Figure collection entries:
--- start ---

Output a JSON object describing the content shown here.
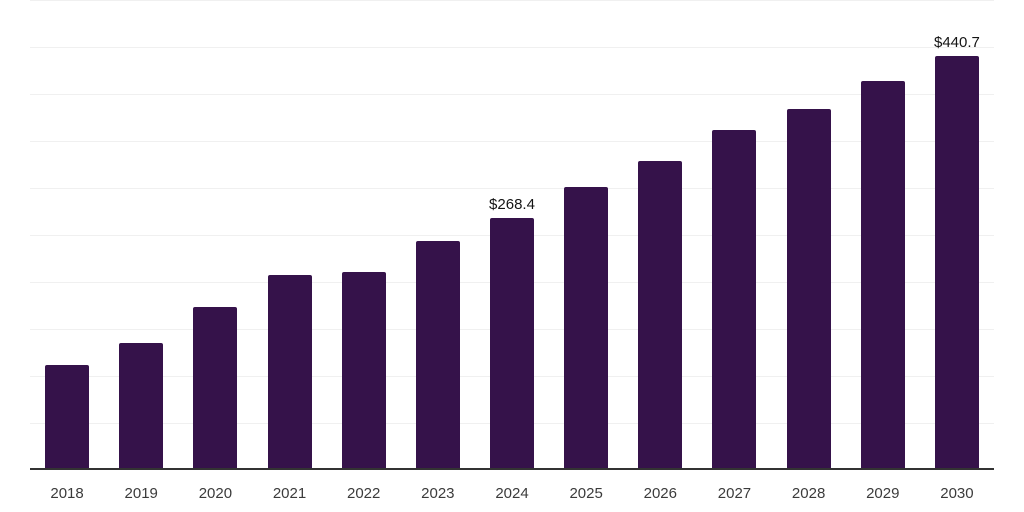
{
  "chart_data": {
    "type": "bar",
    "categories": [
      "2018",
      "2019",
      "2020",
      "2021",
      "2022",
      "2023",
      "2024",
      "2025",
      "2026",
      "2027",
      "2028",
      "2029",
      "2030"
    ],
    "values": [
      111.9,
      135.1,
      173.4,
      207.6,
      210.3,
      244.1,
      268.4,
      301.4,
      328.7,
      361.4,
      384.5,
      413.6,
      440.7
    ],
    "data_labels": [
      "",
      "",
      "",
      "",
      "",
      "",
      "$268.4",
      "",
      "",
      "",
      "",
      "",
      "$440.7"
    ],
    "title": "",
    "xlabel": "",
    "ylabel": "",
    "ylim": [
      0,
      500
    ],
    "gridline_step": 50,
    "grid": true,
    "legend": false,
    "y_tick_labels_visible": false,
    "bar_color": "#35124a",
    "gridline_color": "#f0f0f0",
    "axis_line_color": "#333333",
    "tick_label_color": "#3b3b3b",
    "data_label_color": "#141414",
    "background_color": "#ffffff"
  }
}
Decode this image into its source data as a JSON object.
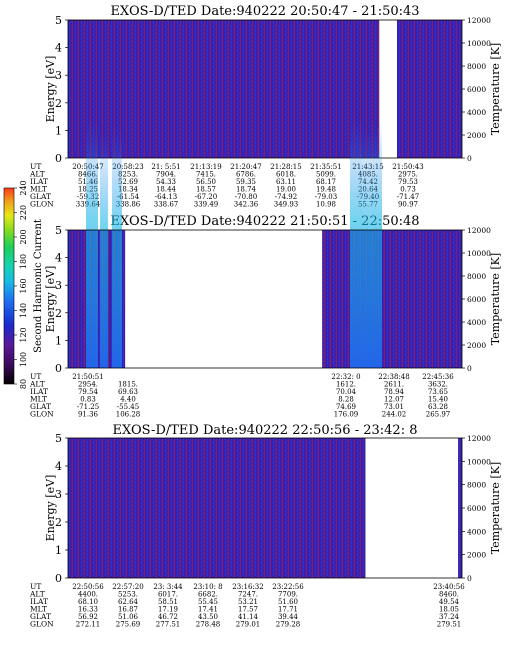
{
  "colors": {
    "background_fill": "#3a1fb0",
    "noise_red": "#b0243a",
    "noise_blue": "#1f3fe0",
    "cbar": [
      "#000000",
      "#3b0a5c",
      "#5a1a9a",
      "#1a2acc",
      "#1f6cf0",
      "#19b8e6",
      "#16d2b4",
      "#1fd05a",
      "#7edc1e",
      "#e6e61a",
      "#f0a21a",
      "#ff3a1a"
    ]
  },
  "colorbar": {
    "label": "Second Harmonic Current",
    "ticks": [
      "80",
      "100",
      "120",
      "140",
      "160",
      "180",
      "200",
      "220",
      "240"
    ]
  },
  "chart_data": [
    {
      "type": "heatmap",
      "title": "EXOS-D/TED",
      "date_label": "Date:940222",
      "time_range": "20:50:47 - 21:50:43",
      "ylabel": "Energy [eV]",
      "y2label": "Temperature [K]",
      "ylim": [
        0,
        5
      ],
      "y2lim": [
        0,
        12000
      ],
      "yticks": [
        "0",
        "1",
        "2",
        "3",
        "4",
        "5"
      ],
      "y2ticks": [
        "0",
        "2000",
        "4000",
        "6000",
        "8000",
        "10000",
        "12000"
      ],
      "data_coverage": [
        [
          0.0,
          0.79
        ],
        [
          0.835,
          1.0
        ]
      ],
      "orbit": {
        "labels": [
          "UT",
          "ALT",
          "ILAT",
          "MLT",
          "GLAT",
          "GLON"
        ],
        "columns": [
          [
            "20:50:47",
            "8466.",
            "51.46",
            "18.25",
            "-59.32",
            "339.64"
          ],
          [
            "20:58:23",
            "8253.",
            "52.69",
            "18.34",
            "-61.54",
            "338.86"
          ],
          [
            "21: 5:51",
            "7904.",
            "54.33",
            "18.44",
            "-64.13",
            "338.67"
          ],
          [
            "21:13:19",
            "7415.",
            "56.50",
            "18.57",
            "-67.20",
            "339.49"
          ],
          [
            "21:20:47",
            "6786.",
            "59.35",
            "18.74",
            "-70.80",
            "342.36"
          ],
          [
            "21:28:15",
            "6018.",
            "63.11",
            "19.00",
            "-74.92",
            "349.93"
          ],
          [
            "21:35:51",
            "5099.",
            "68.17",
            "19.48",
            "-79.03",
            "10.98"
          ],
          [
            "21:43:15",
            "4085.",
            "74.42",
            "20.64",
            "-79.40",
            "55.77"
          ],
          [
            "21:50:43",
            "2975.",
            "79.53",
            "0.73",
            "-71.47",
            "90.97"
          ]
        ]
      }
    },
    {
      "type": "heatmap",
      "title": "EXOS-D/TED",
      "date_label": "Date:940222",
      "time_range": "21:50:51 - 22:50:48",
      "ylabel": "Energy [eV]",
      "y2label": "Temperature [K]",
      "ylim": [
        0,
        5
      ],
      "y2lim": [
        0,
        12000
      ],
      "yticks": [
        "0",
        "1",
        "2",
        "3",
        "4",
        "5"
      ],
      "y2ticks": [
        "0",
        "2000",
        "4000",
        "6000",
        "8000",
        "10000",
        "12000"
      ],
      "data_coverage": [
        [
          0.0,
          0.145
        ],
        [
          0.645,
          1.0
        ]
      ],
      "orbit": {
        "labels": [
          "UT",
          "ALT",
          "ILAT",
          "MLT",
          "GLAT",
          "GLON"
        ],
        "columns": [
          [
            "21:50:51",
            "2954.",
            "79.54",
            "0.83",
            "-71.25",
            "91.36"
          ],
          [
            "",
            "1815.",
            "69.63",
            "4.40",
            "-55.45",
            "106.28"
          ],
          [
            "22:32: 0",
            "1612.",
            "70.04",
            "8.28",
            "74.69",
            "176.09"
          ],
          [
            "22:38:48",
            "2611.",
            "78.94",
            "12.07",
            "73.01",
            "244.02"
          ],
          [
            "22:45:36",
            "3632.",
            "73.65",
            "15.40",
            "63.28",
            "265.97"
          ]
        ]
      }
    },
    {
      "type": "heatmap",
      "title": "EXOS-D/TED",
      "date_label": "Date:940222",
      "time_range": "22:50:56 - 23:42: 8",
      "ylabel": "Energy [eV]",
      "y2label": "Temperature [K]",
      "ylim": [
        0,
        5
      ],
      "y2lim": [
        0,
        12000
      ],
      "yticks": [
        "0",
        "1",
        "2",
        "3",
        "4",
        "5"
      ],
      "y2ticks": [
        "0",
        "2000",
        "4000",
        "6000",
        "8000",
        "10000",
        "12000"
      ],
      "data_coverage": [
        [
          0.0,
          0.755
        ],
        [
          0.99,
          1.0
        ]
      ],
      "orbit": {
        "labels": [
          "UT",
          "ALT",
          "ILAT",
          "MLT",
          "GLAT",
          "GLON"
        ],
        "columns": [
          [
            "22:50:56",
            "4400.",
            "68.10",
            "16.33",
            "56.92",
            "272.11"
          ],
          [
            "22:57:20",
            "5253.",
            "62.64",
            "16.87",
            "51.06",
            "275.69"
          ],
          [
            "23: 3:44",
            "6017.",
            "58.51",
            "17.19",
            "46.72",
            "277.51"
          ],
          [
            "23:10: 8",
            "6682.",
            "55.45",
            "17.41",
            "43.50",
            "278.48"
          ],
          [
            "23:16:32",
            "7247.",
            "53.21",
            "17.57",
            "41.14",
            "279.01"
          ],
          [
            "23:22:56",
            "7709.",
            "51.60",
            "17.71",
            "39.44",
            "279.28"
          ],
          [
            "23:40:56",
            "8460.",
            "49.54",
            "18.05",
            "37.24",
            "279.51"
          ]
        ]
      }
    }
  ]
}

--- end ---

WORK REQUIRED:
Pictures are to be left out; repeat all the remaining data exactly.

REPLY:
Output a JSON object describing the content shown here.
{
  "chart_data": {
    "type": "bar",
    "categories": [
      "2018",
      "2019",
      "2020",
      "2021",
      "2022",
      "2023",
      "2024",
      "2025",
      "2026",
      "2027",
      "2028",
      "2029",
      "2030"
    ],
    "values": [
      111.9,
      135.1,
      173.4,
      207.6,
      210.3,
      244.1,
      268.4,
      301.4,
      328.7,
      361.4,
      384.5,
      413.6,
      440.7
    ],
    "data_labels": [
      "",
      "",
      "",
      "",
      "",
      "",
      "$268.4",
      "",
      "",
      "",
      "",
      "",
      "$440.7"
    ],
    "title": "",
    "xlabel": "",
    "ylabel": "",
    "ylim": [
      0,
      500
    ],
    "gridline_step": 50,
    "grid": true,
    "legend": false,
    "y_tick_labels_visible": false,
    "bar_color": "#35124a",
    "gridline_color": "#f0f0f0",
    "axis_line_color": "#333333",
    "tick_label_color": "#3b3b3b",
    "data_label_color": "#141414",
    "background_color": "#ffffff"
  }
}
Decode this image into its source data as a JSON object.
{
  "colors": {
    "background_fill": "#3a1fb0",
    "noise_red": "#b0243a",
    "noise_blue": "#1f3fe0",
    "cbar": [
      "#000000",
      "#3b0a5c",
      "#5a1a9a",
      "#1a2acc",
      "#1f6cf0",
      "#19b8e6",
      "#16d2b4",
      "#1fd05a",
      "#7edc1e",
      "#e6e61a",
      "#f0a21a",
      "#ff3a1a"
    ]
  },
  "colorbar": {
    "label": "Second Harmonic Current",
    "ticks": [
      "80",
      "100",
      "120",
      "140",
      "160",
      "180",
      "200",
      "220",
      "240"
    ]
  },
  "chart_data": [
    {
      "type": "heatmap",
      "title": "EXOS-D/TED",
      "date_label": "Date:940222",
      "time_range": "20:50:47 - 21:50:43",
      "ylabel": "Energy [eV]",
      "y2label": "Temperature [K]",
      "ylim": [
        0,
        5
      ],
      "y2lim": [
        0,
        12000
      ],
      "yticks": [
        "0",
        "1",
        "2",
        "3",
        "4",
        "5"
      ],
      "y2ticks": [
        "0",
        "2000",
        "4000",
        "6000",
        "8000",
        "10000",
        "12000"
      ],
      "data_coverage": [
        [
          0.0,
          0.79
        ],
        [
          0.835,
          1.0
        ]
      ],
      "orbit": {
        "labels": [
          "UT",
          "ALT",
          "ILAT",
          "MLT",
          "GLAT",
          "GLON"
        ],
        "columns": [
          [
            "20:50:47",
            "8466.",
            "51.46",
            "18.25",
            "-59.32",
            "339.64"
          ],
          [
            "20:58:23",
            "8253.",
            "52.69",
            "18.34",
            "-61.54",
            "338.86"
          ],
          [
            "21: 5:51",
            "7904.",
            "54.33",
            "18.44",
            "-64.13",
            "338.67"
          ],
          [
            "21:13:19",
            "7415.",
            "56.50",
            "18.57",
            "-67.20",
            "339.49"
          ],
          [
            "21:20:47",
            "6786.",
            "59.35",
            "18.74",
            "-70.80",
            "342.36"
          ],
          [
            "21:28:15",
            "6018.",
            "63.11",
            "19.00",
            "-74.92",
            "349.93"
          ],
          [
            "21:35:51",
            "5099.",
            "68.17",
            "19.48",
            "-79.03",
            "10.98"
          ],
          [
            "21:43:15",
            "4085.",
            "74.42",
            "20.64",
            "-79.40",
            "55.77"
          ],
          [
            "21:50:43",
            "2975.",
            "79.53",
            "0.73",
            "-71.47",
            "90.97"
          ]
        ]
      }
    },
    {
      "type": "heatmap",
      "title": "EXOS-D/TED",
      "date_label": "Date:940222",
      "time_range": "21:50:51 - 22:50:48",
      "ylabel": "Energy [eV]",
      "y2label": "Temperature [K]",
      "ylim": [
        0,
        5
      ],
      "y2lim": [
        0,
        12000
      ],
      "yticks": [
        "0",
        "1",
        "2",
        "3",
        "4",
        "5"
      ],
      "y2ticks": [
        "0",
        "2000",
        "4000",
        "6000",
        "8000",
        "10000",
        "12000"
      ],
      "data_coverage": [
        [
          0.0,
          0.145
        ],
        [
          0.645,
          1.0
        ]
      ],
      "orbit": {
        "labels": [
          "UT",
          "ALT",
          "ILAT",
          "MLT",
          "GLAT",
          "GLON"
        ],
        "columns": [
          [
            "21:50:51",
            "2954.",
            "79.54",
            "0.83",
            "-71.25",
            "91.36"
          ],
          [
            "",
            "1815.",
            "69.63",
            "4.40",
            "-55.45",
            "106.28"
          ],
          [
            "22:32: 0",
            "1612.",
            "70.04",
            "8.28",
            "74.69",
            "176.09"
          ],
          [
            "22:38:48",
            "2611.",
            "78.94",
            "12.07",
            "73.01",
            "244.02"
          ],
          [
            "22:45:36",
            "3632.",
            "73.65",
            "15.40",
            "63.28",
            "265.97"
          ]
        ]
      }
    },
    {
      "type": "heatmap",
      "title": "EXOS-D/TED",
      "date_label": "Date:940222",
      "time_range": "22:50:56 - 23:42: 8",
      "ylabel": "Energy [eV]",
      "y2label": "Temperature [K]",
      "ylim": [
        0,
        5
      ],
      "y2lim": [
        0,
        12000
      ],
      "yticks": [
        "0",
        "1",
        "2",
        "3",
        "4",
        "5"
      ],
      "y2ticks": [
        "0",
        "2000",
        "4000",
        "6000",
        "8000",
        "10000",
        "12000"
      ],
      "data_coverage": [
        [
          0.0,
          0.755
        ],
        [
          0.99,
          1.0
        ]
      ],
      "orbit": {
        "labels": [
          "UT",
          "ALT",
          "ILAT",
          "MLT",
          "GLAT",
          "GLON"
        ],
        "columns": [
          [
            "22:50:56",
            "4400.",
            "68.10",
            "16.33",
            "56.92",
            "272.11"
          ],
          [
            "22:57:20",
            "5253.",
            "62.64",
            "16.87",
            "51.06",
            "275.69"
          ],
          [
            "23: 3:44",
            "6017.",
            "58.51",
            "17.19",
            "46.72",
            "277.51"
          ],
          [
            "23:10: 8",
            "6682.",
            "55.45",
            "17.41",
            "43.50",
            "278.48"
          ],
          [
            "23:16:32",
            "7247.",
            "53.21",
            "17.57",
            "41.14",
            "279.01"
          ],
          [
            "23:22:56",
            "7709.",
            "51.60",
            "17.71",
            "39.44",
            "279.28"
          ],
          [
            "23:40:56",
            "8460.",
            "49.54",
            "18.05",
            "37.24",
            "279.51"
          ]
        ]
      }
    }
  ]
}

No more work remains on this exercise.